> WHAT YOU NEED TO DO: Copy every entry word for word, but skip the pictures.

■ ■ ■ ■ ■ ■ ■

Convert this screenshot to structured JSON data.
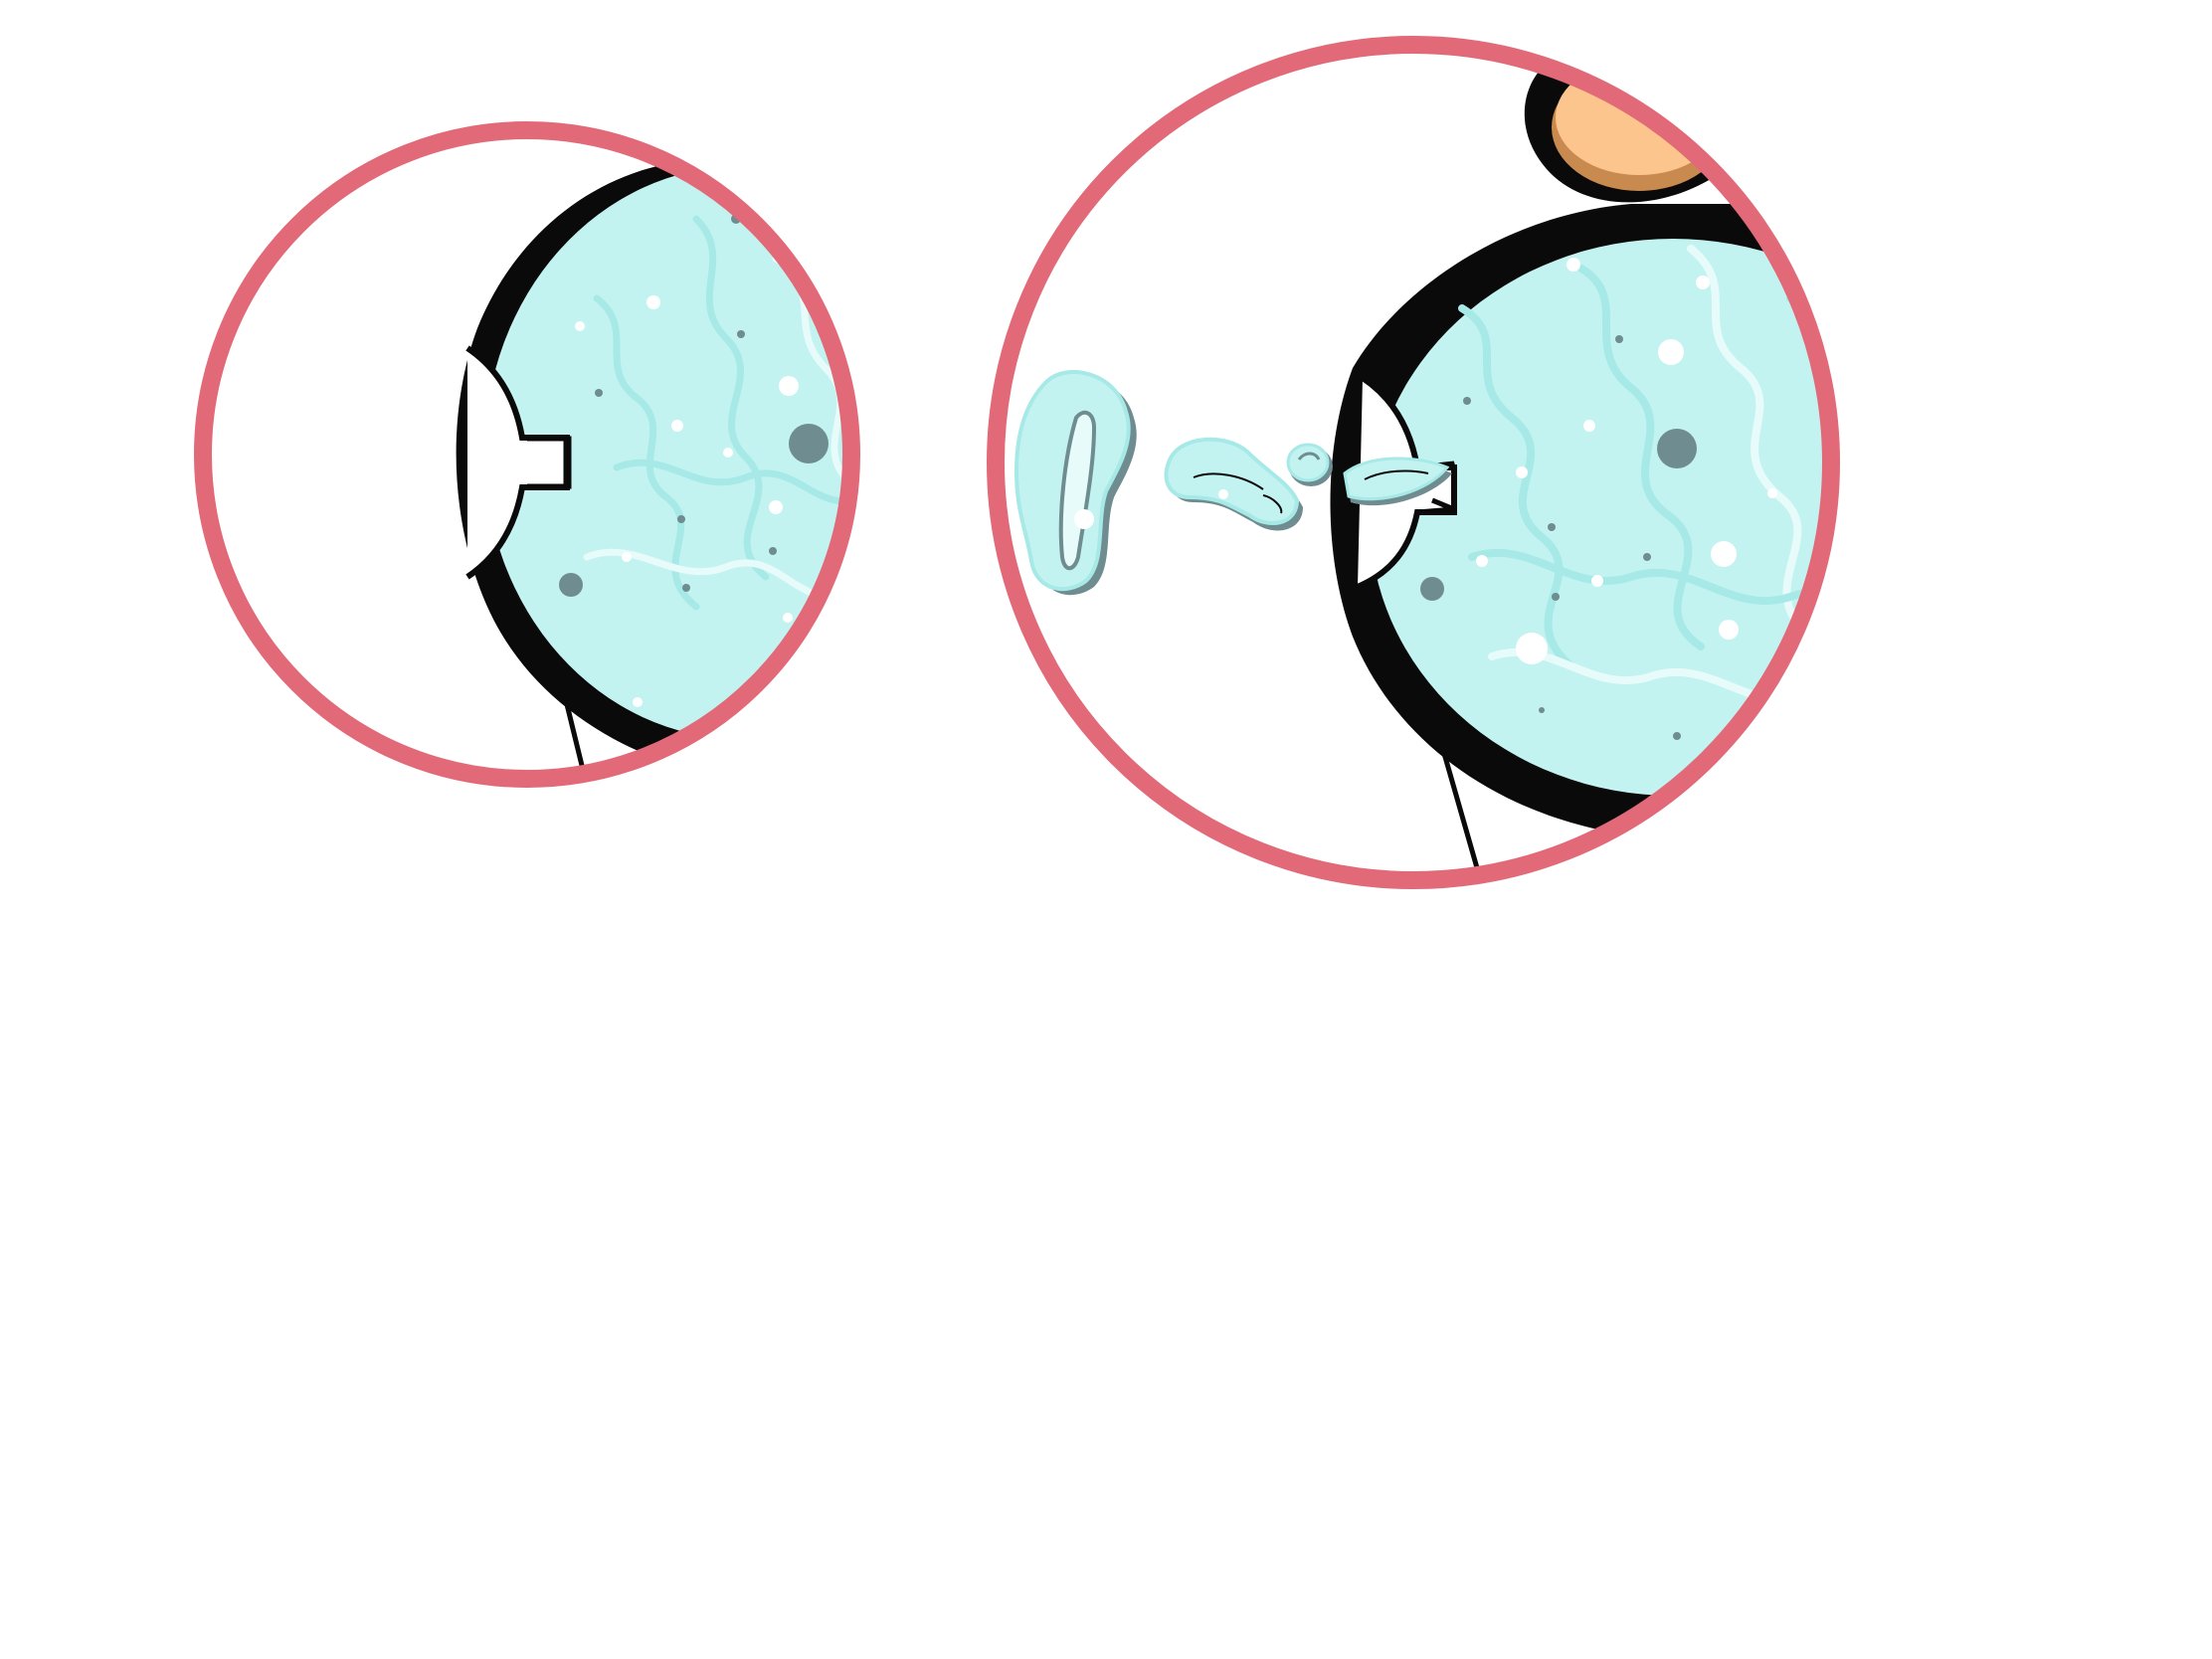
{
  "colors": {
    "background": "#ffffff",
    "frame_ring": "#e26977",
    "outline": "#0a0a0a",
    "fluid_light": "#c2f3f1",
    "fluid_swirl": "#a6e9e6",
    "fluid_highlight": "#e6fbfa",
    "speck_dark": "#6f8c90",
    "speck_light": "#ffffff",
    "head_skin": "#fcc58e",
    "head_shade": "#c88a4e"
  },
  "panels": [
    {
      "icon": "bulb-syringe-closed-icon",
      "state": "closed-tip"
    },
    {
      "icon": "bulb-syringe-squirting-icon",
      "state": "expelling-droplets"
    }
  ],
  "droplets": {
    "icon": "water-droplets-icon",
    "count": 3
  }
}
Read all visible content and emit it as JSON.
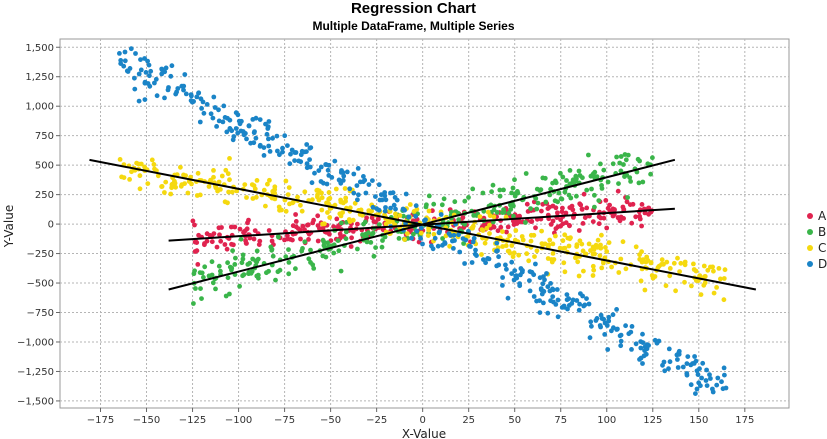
{
  "chart_data": {
    "type": "scatter",
    "title": "Regression Chart",
    "subtitle": "Multiple DataFrame, Multiple Series",
    "xlabel": "X-Value",
    "ylabel": "Y-Value",
    "xlim": [
      -197,
      199
    ],
    "ylim": [
      -1560,
      1570
    ],
    "x_ticks": [
      -175,
      -150,
      -125,
      -100,
      -75,
      -50,
      -25,
      0,
      25,
      50,
      75,
      100,
      125,
      150,
      175
    ],
    "y_ticks": [
      1500,
      1250,
      1000,
      750,
      500,
      250,
      0,
      -250,
      -500,
      -750,
      -1000,
      -1250,
      -1500
    ],
    "x_tick_labels": [
      "−175",
      "−150",
      "−125",
      "−100",
      "−75",
      "−50",
      "−25",
      "0",
      "25",
      "50",
      "75",
      "100",
      "125",
      "150",
      "175"
    ],
    "y_tick_labels": [
      "1,500",
      "1,250",
      "1,000",
      "750",
      "500",
      "250",
      "0",
      "−250",
      "−500",
      "−750",
      "−1,000",
      "−1,250",
      "−1,500"
    ],
    "grid": true,
    "legend_position": "right",
    "series": [
      {
        "name": "A",
        "color": "#e0234f",
        "x_range": [
          -125,
          125
        ],
        "slope": 1.05,
        "intercept": -5,
        "noise": 60,
        "count": 330
      },
      {
        "name": "B",
        "color": "#3ab54a",
        "x_range": [
          -125,
          125
        ],
        "slope": 4.1,
        "intercept": 0,
        "noise": 90,
        "count": 330
      },
      {
        "name": "C",
        "color": "#f5d90f",
        "x_range": [
          -165,
          165
        ],
        "slope": -2.9,
        "intercept": 0,
        "noise": 80,
        "count": 430
      },
      {
        "name": "D",
        "color": "#1a84c7",
        "x_range": [
          -165,
          165
        ],
        "slope": -8.5,
        "intercept": 0,
        "noise": 80,
        "count": 430
      }
    ],
    "regression_lines": [
      {
        "series": "A",
        "x": [
          -138,
          137
        ],
        "y": [
          -140,
          130
        ]
      },
      {
        "series": "B",
        "x": [
          -138,
          137
        ],
        "y": [
          -555,
          545
        ]
      },
      {
        "series": "C",
        "x": [
          -181,
          181
        ],
        "y": [
          545,
          -555
        ]
      }
    ]
  }
}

■ ■ ■ ■ ■ ■ ■

> EXERCISE SOLUTION:
Convert this screenshot to structured JSON data.
{
  "colors": {
    "background": "#ffffff",
    "frame_ring": "#e26977",
    "outline": "#0a0a0a",
    "fluid_light": "#c2f3f1",
    "fluid_swirl": "#a6e9e6",
    "fluid_highlight": "#e6fbfa",
    "speck_dark": "#6f8c90",
    "speck_light": "#ffffff",
    "head_skin": "#fcc58e",
    "head_shade": "#c88a4e"
  },
  "panels": [
    {
      "icon": "bulb-syringe-closed-icon",
      "state": "closed-tip"
    },
    {
      "icon": "bulb-syringe-squirting-icon",
      "state": "expelling-droplets"
    }
  ],
  "droplets": {
    "icon": "water-droplets-icon",
    "count": 3
  }
}
Read all visible content and emit it as JSON.
{
  "chart_data": {
    "type": "scatter",
    "title": "Regression Chart",
    "subtitle": "Multiple DataFrame, Multiple Series",
    "xlabel": "X-Value",
    "ylabel": "Y-Value",
    "xlim": [
      -197,
      199
    ],
    "ylim": [
      -1560,
      1570
    ],
    "x_ticks": [
      -175,
      -150,
      -125,
      -100,
      -75,
      -50,
      -25,
      0,
      25,
      50,
      75,
      100,
      125,
      150,
      175
    ],
    "y_ticks": [
      1500,
      1250,
      1000,
      750,
      500,
      250,
      0,
      -250,
      -500,
      -750,
      -1000,
      -1250,
      -1500
    ],
    "x_tick_labels": [
      "−175",
      "−150",
      "−125",
      "−100",
      "−75",
      "−50",
      "−25",
      "0",
      "25",
      "50",
      "75",
      "100",
      "125",
      "150",
      "175"
    ],
    "y_tick_labels": [
      "1,500",
      "1,250",
      "1,000",
      "750",
      "500",
      "250",
      "0",
      "−250",
      "−500",
      "−750",
      "−1,000",
      "−1,250",
      "−1,500"
    ],
    "grid": true,
    "legend_position": "right",
    "series": [
      {
        "name": "A",
        "color": "#e0234f",
        "x_range": [
          -125,
          125
        ],
        "slope": 1.05,
        "intercept": -5,
        "noise": 60,
        "count": 330
      },
      {
        "name": "B",
        "color": "#3ab54a",
        "x_range": [
          -125,
          125
        ],
        "slope": 4.1,
        "intercept": 0,
        "noise": 90,
        "count": 330
      },
      {
        "name": "C",
        "color": "#f5d90f",
        "x_range": [
          -165,
          165
        ],
        "slope": -2.9,
        "intercept": 0,
        "noise": 80,
        "count": 430
      },
      {
        "name": "D",
        "color": "#1a84c7",
        "x_range": [
          -165,
          165
        ],
        "slope": -8.5,
        "intercept": 0,
        "noise": 80,
        "count": 430
      }
    ],
    "regression_lines": [
      {
        "series": "A",
        "x": [
          -138,
          137
        ],
        "y": [
          -140,
          130
        ]
      },
      {
        "series": "B",
        "x": [
          -138,
          137
        ],
        "y": [
          -555,
          545
        ]
      },
      {
        "series": "C",
        "x": [
          -181,
          181
        ],
        "y": [
          545,
          -555
        ]
      }
    ]
  }
}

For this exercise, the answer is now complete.